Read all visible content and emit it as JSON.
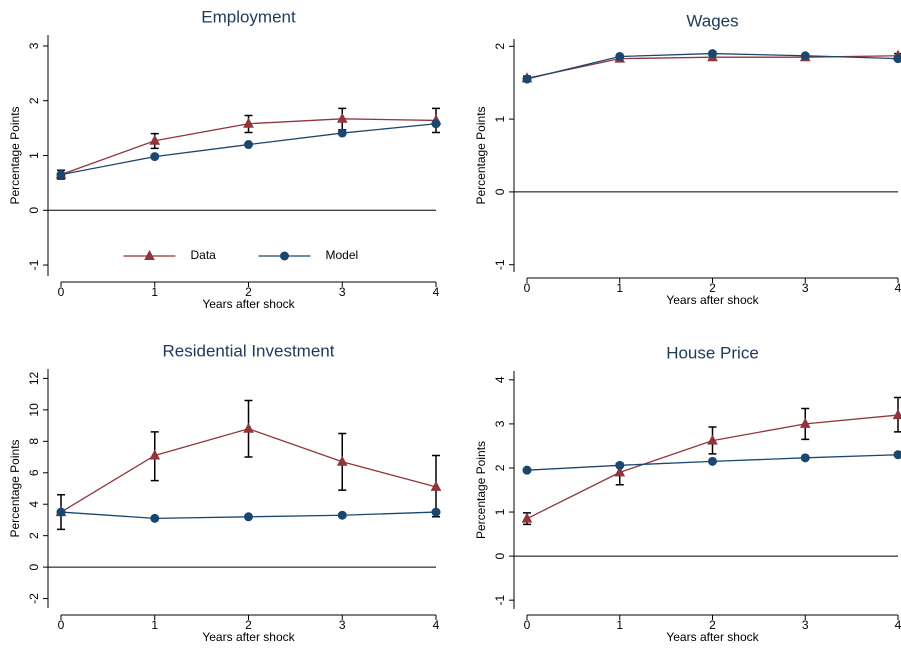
{
  "chart_data": [
    {
      "type": "line",
      "title": "Employment",
      "xlabel": "Years after shock",
      "ylabel": "Percentage Points",
      "x": [
        0,
        1,
        2,
        3,
        4
      ],
      "xlim": [
        0,
        4
      ],
      "xticks": [
        0,
        1,
        2,
        3,
        4
      ],
      "ylim": [
        -1.2,
        3.2
      ],
      "yticks": [
        -1,
        0,
        1,
        2,
        3
      ],
      "refline": 0,
      "legend": "bottom",
      "series": [
        {
          "name": "Data",
          "color": "#90353b",
          "marker": "triangle",
          "values": [
            0.65,
            1.27,
            1.58,
            1.67,
            1.64
          ],
          "err_low": [
            0.57,
            1.13,
            1.42,
            1.47,
            1.42
          ],
          "err_high": [
            0.73,
            1.4,
            1.73,
            1.86,
            1.86
          ]
        },
        {
          "name": "Model",
          "color": "#1a476f",
          "marker": "circle",
          "values": [
            0.65,
            0.98,
            1.2,
            1.41,
            1.58
          ]
        }
      ]
    },
    {
      "type": "line",
      "title": "Wages",
      "xlabel": "Years after shock",
      "ylabel": "Percentage Points",
      "x": [
        0,
        1,
        2,
        3,
        4
      ],
      "xlim": [
        0,
        4
      ],
      "xticks": [
        0,
        1,
        2,
        3,
        4
      ],
      "ylim": [
        -1.1,
        2.1
      ],
      "yticks": [
        -1,
        0,
        1,
        2
      ],
      "refline": 0,
      "series": [
        {
          "color": "#90353b",
          "marker": "triangle",
          "values": [
            1.56,
            1.83,
            1.85,
            1.85,
            1.87
          ],
          "err_low": [
            1.53,
            1.8,
            1.82,
            1.82,
            1.84
          ],
          "err_high": [
            1.59,
            1.86,
            1.88,
            1.88,
            1.9
          ]
        },
        {
          "color": "#1a476f",
          "marker": "circle",
          "values": [
            1.55,
            1.86,
            1.9,
            1.87,
            1.83
          ]
        }
      ]
    },
    {
      "type": "line",
      "title": "Residential Investment",
      "xlabel": "Years after shock",
      "ylabel": "Percentage Points",
      "x": [
        0,
        1,
        2,
        3,
        4
      ],
      "xlim": [
        0,
        4
      ],
      "xticks": [
        0,
        1,
        2,
        3,
        4
      ],
      "ylim": [
        -2.6,
        12.6
      ],
      "yticks": [
        -2,
        0,
        2,
        4,
        6,
        8,
        10,
        12
      ],
      "refline": 0,
      "series": [
        {
          "color": "#90353b",
          "marker": "triangle",
          "values": [
            3.5,
            7.1,
            8.8,
            6.7,
            5.1
          ],
          "err_low": [
            2.4,
            5.5,
            7.0,
            4.9,
            3.2
          ],
          "err_high": [
            4.6,
            8.6,
            10.6,
            8.5,
            7.1
          ]
        },
        {
          "color": "#1a476f",
          "marker": "circle",
          "values": [
            3.5,
            3.1,
            3.2,
            3.3,
            3.5
          ]
        }
      ]
    },
    {
      "type": "line",
      "title": "House Price",
      "xlabel": "Years after shock",
      "ylabel": "Percentage Points",
      "x": [
        0,
        1,
        2,
        3,
        4
      ],
      "xlim": [
        0,
        4
      ],
      "xticks": [
        0,
        1,
        2,
        3,
        4
      ],
      "ylim": [
        -1.2,
        4.2
      ],
      "yticks": [
        -1,
        0,
        1,
        2,
        3,
        4
      ],
      "refline": 0,
      "series": [
        {
          "color": "#90353b",
          "marker": "triangle",
          "values": [
            0.85,
            1.9,
            2.62,
            3.0,
            3.2
          ],
          "err_low": [
            0.72,
            1.62,
            2.32,
            2.65,
            2.82
          ],
          "err_high": [
            0.98,
            2.1,
            2.93,
            3.35,
            3.6
          ]
        },
        {
          "color": "#1a476f",
          "marker": "circle",
          "values": [
            1.95,
            2.06,
            2.15,
            2.23,
            2.3
          ]
        }
      ]
    }
  ]
}
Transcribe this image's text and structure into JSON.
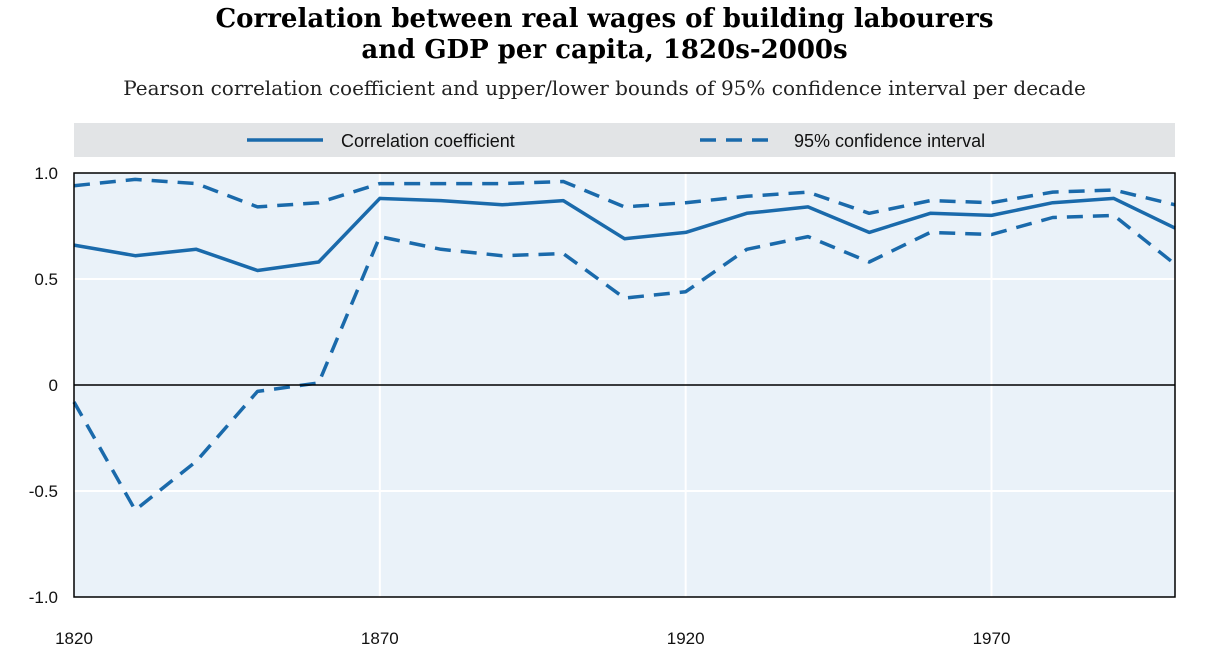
{
  "chart_data": {
    "type": "line",
    "title_lines": [
      "Correlation between real wages of building labourers",
      "and GDP per capita, 1820s-2000s"
    ],
    "subtitle": "Pearson correlation coefficient and upper/lower bounds of 95% confidence interval per decade",
    "x": [
      1820,
      1830,
      1840,
      1850,
      1860,
      1870,
      1880,
      1890,
      1900,
      1910,
      1920,
      1930,
      1940,
      1950,
      1960,
      1970,
      1980,
      1990,
      2000
    ],
    "xticks": [
      1820,
      1870,
      1920,
      1970
    ],
    "xlim": [
      1820,
      2000
    ],
    "ylim": [
      -1.0,
      1.0
    ],
    "yticks": [
      {
        "value": 1.0,
        "label": "1.0"
      },
      {
        "value": 0.5,
        "label": "0.5"
      },
      {
        "value": 0,
        "label": "0"
      },
      {
        "value": -0.5,
        "label": "-0.5"
      },
      {
        "value": -1.0,
        "label": "-1.0"
      }
    ],
    "grid": true,
    "legend_position": "top",
    "series": [
      {
        "name": "Correlation coefficient",
        "style": "solid",
        "color": "#1a6aab",
        "values": [
          0.66,
          0.61,
          0.64,
          0.54,
          0.58,
          0.88,
          0.87,
          0.85,
          0.87,
          0.69,
          0.72,
          0.81,
          0.84,
          0.72,
          0.81,
          0.8,
          0.86,
          0.88,
          0.74
        ]
      },
      {
        "name": "95% confidence interval",
        "style": "dashed",
        "color": "#1a6aab",
        "values": [
          0.94,
          0.97,
          0.95,
          0.84,
          0.86,
          0.95,
          0.95,
          0.95,
          0.96,
          0.84,
          0.86,
          0.89,
          0.91,
          0.81,
          0.87,
          0.86,
          0.91,
          0.92,
          0.85
        ]
      },
      {
        "name": "",
        "style": "dashed",
        "color": "#1a6aab",
        "values": [
          -0.08,
          -0.59,
          -0.36,
          -0.03,
          0.01,
          0.7,
          0.64,
          0.61,
          0.62,
          0.41,
          0.44,
          0.64,
          0.7,
          0.58,
          0.72,
          0.71,
          0.79,
          0.8,
          0.57
        ]
      }
    ]
  },
  "colors": {
    "plot_bg": "#eaf2f9",
    "legend_bg": "#e2e4e6",
    "grid": "#ffffff",
    "axis": "#000000",
    "line": "#1a6aab"
  }
}
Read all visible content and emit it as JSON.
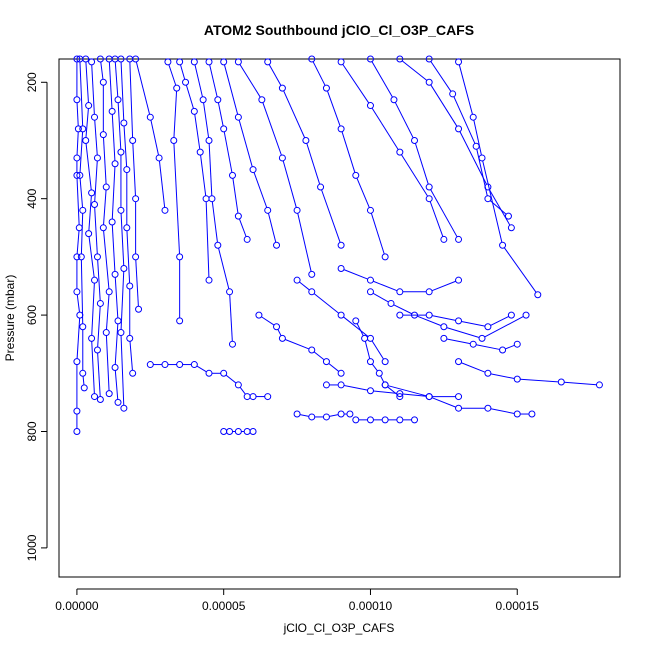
{
  "chart_data": {
    "type": "line",
    "title": "ATOM2 Southbound jClO_Cl_O3P_CAFS",
    "xlabel": "jClO_Cl_O3P_CAFS",
    "ylabel": "Pressure (mbar)",
    "xlim": [
      -6.1e-06,
      0.000185
    ],
    "ylim": [
      1050,
      160
    ],
    "y_reversed": true,
    "grid": false,
    "legend": "none",
    "x_ticks": [
      0,
      5e-05,
      0.0001,
      0.00015
    ],
    "x_tick_labels": [
      "0.00000",
      "0.00005",
      "0.00010",
      "0.00015"
    ],
    "y_ticks": [
      200,
      400,
      600,
      800,
      1000
    ],
    "y_tick_labels": [
      "200",
      "400",
      "600",
      "800",
      "1000"
    ],
    "color": "#0000ff",
    "series": [
      {
        "x": [
          0,
          0,
          5e-07,
          0,
          0,
          8e-07,
          0,
          0,
          1e-06,
          0,
          0,
          0
        ],
        "y": [
          160,
          230,
          280,
          330,
          360,
          450,
          500,
          560,
          600,
          680,
          765,
          800
        ]
      },
      {
        "x": [
          1e-06,
          2e-06,
          1e-06,
          2e-06,
          1.5e-06,
          2e-06,
          2e-06,
          2.5e-06
        ],
        "y": [
          160,
          280,
          360,
          420,
          500,
          620,
          700,
          725
        ]
      },
      {
        "x": [
          3e-06,
          4e-06,
          3e-06,
          5e-06,
          4e-06,
          6e-06,
          5e-06,
          6e-06
        ],
        "y": [
          160,
          240,
          300,
          390,
          460,
          540,
          640,
          740
        ]
      },
      {
        "x": [
          5e-06,
          6e-06,
          7e-06,
          6e-06,
          7e-06,
          8e-06,
          7e-06,
          8e-06
        ],
        "y": [
          165,
          260,
          330,
          410,
          500,
          580,
          660,
          745
        ]
      },
      {
        "x": [
          8e-06,
          9e-06,
          9e-06,
          1e-05,
          9e-06,
          1.1e-05,
          1e-05,
          1.1e-05
        ],
        "y": [
          160,
          200,
          290,
          380,
          450,
          560,
          630,
          735
        ]
      },
      {
        "x": [
          1.1e-05,
          1.2e-05,
          1.3e-05,
          1.2e-05,
          1.3e-05,
          1.4e-05,
          1.3e-05,
          1.4e-05
        ],
        "y": [
          160,
          250,
          340,
          440,
          530,
          610,
          690,
          750
        ]
      },
      {
        "x": [
          1.3e-05,
          1.4e-05,
          1.5e-05,
          1.5e-05,
          1.6e-05,
          1.5e-05,
          1.6e-05
        ],
        "y": [
          160,
          230,
          320,
          420,
          520,
          630,
          760
        ]
      },
      {
        "x": [
          1.5e-05,
          1.6e-05,
          1.7e-05,
          1.7e-05,
          1.8e-05,
          1.8e-05,
          1.9e-05
        ],
        "y": [
          160,
          270,
          350,
          450,
          550,
          640,
          700
        ]
      },
      {
        "x": [
          1.8e-05,
          1.9e-05,
          2e-05,
          2e-05,
          2.1e-05
        ],
        "y": [
          160,
          300,
          400,
          500,
          590
        ]
      },
      {
        "x": [
          2e-05,
          2.5e-05,
          2.8e-05,
          3e-05
        ],
        "y": [
          160,
          260,
          330,
          420
        ]
      },
      {
        "x": [
          3.1e-05,
          3.4e-05,
          3.3e-05,
          3.5e-05,
          3.5e-05
        ],
        "y": [
          165,
          210,
          300,
          500,
          610
        ]
      },
      {
        "x": [
          3.5e-05,
          3.7e-05,
          4e-05,
          4.2e-05,
          4.4e-05,
          4.5e-05
        ],
        "y": [
          165,
          200,
          250,
          320,
          400,
          540
        ]
      },
      {
        "x": [
          4e-05,
          4.3e-05,
          4.5e-05,
          4.6e-05,
          4.8e-05,
          5.2e-05,
          5.3e-05
        ],
        "y": [
          165,
          230,
          300,
          400,
          480,
          560,
          650
        ]
      },
      {
        "x": [
          4.5e-05,
          4.8e-05,
          5e-05,
          5.3e-05,
          5.5e-05,
          5.8e-05
        ],
        "y": [
          165,
          230,
          280,
          360,
          430,
          470
        ]
      },
      {
        "x": [
          5e-05,
          5.5e-05,
          6e-05,
          6.5e-05,
          6.8e-05
        ],
        "y": [
          165,
          260,
          350,
          420,
          480
        ]
      },
      {
        "x": [
          5.5e-05,
          6.3e-05,
          7e-05,
          7.5e-05,
          8e-05
        ],
        "y": [
          165,
          230,
          330,
          420,
          530
        ]
      },
      {
        "x": [
          6.5e-05,
          7e-05,
          7.8e-05,
          8.3e-05,
          9e-05
        ],
        "y": [
          165,
          210,
          300,
          380,
          480
        ]
      },
      {
        "x": [
          8e-05,
          8.5e-05,
          9e-05,
          9.5e-05,
          0.0001,
          0.000105
        ],
        "y": [
          160,
          210,
          280,
          360,
          420,
          500
        ]
      },
      {
        "x": [
          9e-05,
          0.0001,
          0.00011,
          0.00012,
          0.000125
        ],
        "y": [
          165,
          240,
          320,
          400,
          470
        ]
      },
      {
        "x": [
          0.0001,
          0.000108,
          0.000115,
          0.00012,
          0.00013
        ],
        "y": [
          160,
          230,
          300,
          380,
          470
        ]
      },
      {
        "x": [
          0.00011,
          0.00012,
          0.00013,
          0.00014,
          0.000148
        ],
        "y": [
          160,
          200,
          280,
          380,
          450
        ]
      },
      {
        "x": [
          0.00012,
          0.000128,
          0.000136,
          0.00014,
          0.000147
        ],
        "y": [
          160,
          220,
          310,
          400,
          430
        ]
      },
      {
        "x": [
          0.00013,
          0.000135,
          0.000138,
          0.000145,
          0.000157
        ],
        "y": [
          165,
          260,
          330,
          480,
          565
        ]
      },
      {
        "x": [
          2.5e-05,
          3e-05,
          3.5e-05,
          4e-05,
          4.5e-05,
          5e-05,
          5.5e-05,
          5.8e-05,
          6e-05,
          6.5e-05
        ],
        "y": [
          685,
          685,
          685,
          685,
          700,
          700,
          720,
          740,
          740,
          740
        ]
      },
      {
        "x": [
          5e-05,
          5.2e-05,
          5.5e-05,
          5.8e-05,
          6e-05
        ],
        "y": [
          800,
          800,
          800,
          800,
          800
        ]
      },
      {
        "x": [
          7.5e-05,
          8e-05,
          8.5e-05,
          9e-05,
          9.3e-05
        ],
        "y": [
          770,
          775,
          775,
          770,
          770
        ]
      },
      {
        "x": [
          9.5e-05,
          0.0001,
          0.000105,
          0.00011,
          0.000115
        ],
        "y": [
          780,
          780,
          780,
          780,
          780
        ]
      },
      {
        "x": [
          8.5e-05,
          9e-05,
          0.0001,
          0.00011,
          0.00012,
          0.00013
        ],
        "y": [
          720,
          720,
          730,
          735,
          740,
          740
        ]
      },
      {
        "x": [
          0.000105,
          0.00012,
          0.00013,
          0.00014,
          0.00015,
          0.000155
        ],
        "y": [
          720,
          740,
          760,
          760,
          770,
          770
        ]
      },
      {
        "x": [
          0.00013,
          0.00014,
          0.00015,
          0.000165,
          0.000178
        ],
        "y": [
          680,
          700,
          710,
          715,
          720
        ]
      },
      {
        "x": [
          0.000125,
          0.000135,
          0.000145,
          0.00015
        ],
        "y": [
          640,
          650,
          660,
          650
        ]
      },
      {
        "x": [
          0.00011,
          0.00012,
          0.00013,
          0.00014,
          0.000148
        ],
        "y": [
          600,
          600,
          610,
          620,
          600
        ]
      },
      {
        "x": [
          0.0001,
          0.000107,
          0.000115,
          0.000125,
          0.000138,
          0.000153
        ],
        "y": [
          560,
          580,
          600,
          620,
          640,
          600
        ]
      },
      {
        "x": [
          9e-05,
          0.0001,
          0.00011,
          0.00012,
          0.00013
        ],
        "y": [
          520,
          540,
          560,
          560,
          540
        ]
      },
      {
        "x": [
          7.5e-05,
          8e-05,
          9e-05,
          0.0001,
          0.000105
        ],
        "y": [
          540,
          560,
          600,
          640,
          680
        ]
      },
      {
        "x": [
          6.2e-05,
          6.8e-05,
          7e-05,
          8e-05,
          8.5e-05,
          9e-05
        ],
        "y": [
          600,
          620,
          640,
          660,
          680,
          700
        ]
      },
      {
        "x": [
          9.5e-05,
          9.8e-05,
          0.0001,
          0.000103,
          0.000105,
          0.00011
        ],
        "y": [
          610,
          640,
          680,
          700,
          720,
          740
        ]
      }
    ]
  }
}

--

- _Stated problem_: From the entries above, copy every line containing the word "confidence".

- _Answer for this exercise_:
    "subtitle": "Pearson correlation coefficient and upper/lower bounds of 95% confidence interval per decade",
        "name": "95% confidence interval",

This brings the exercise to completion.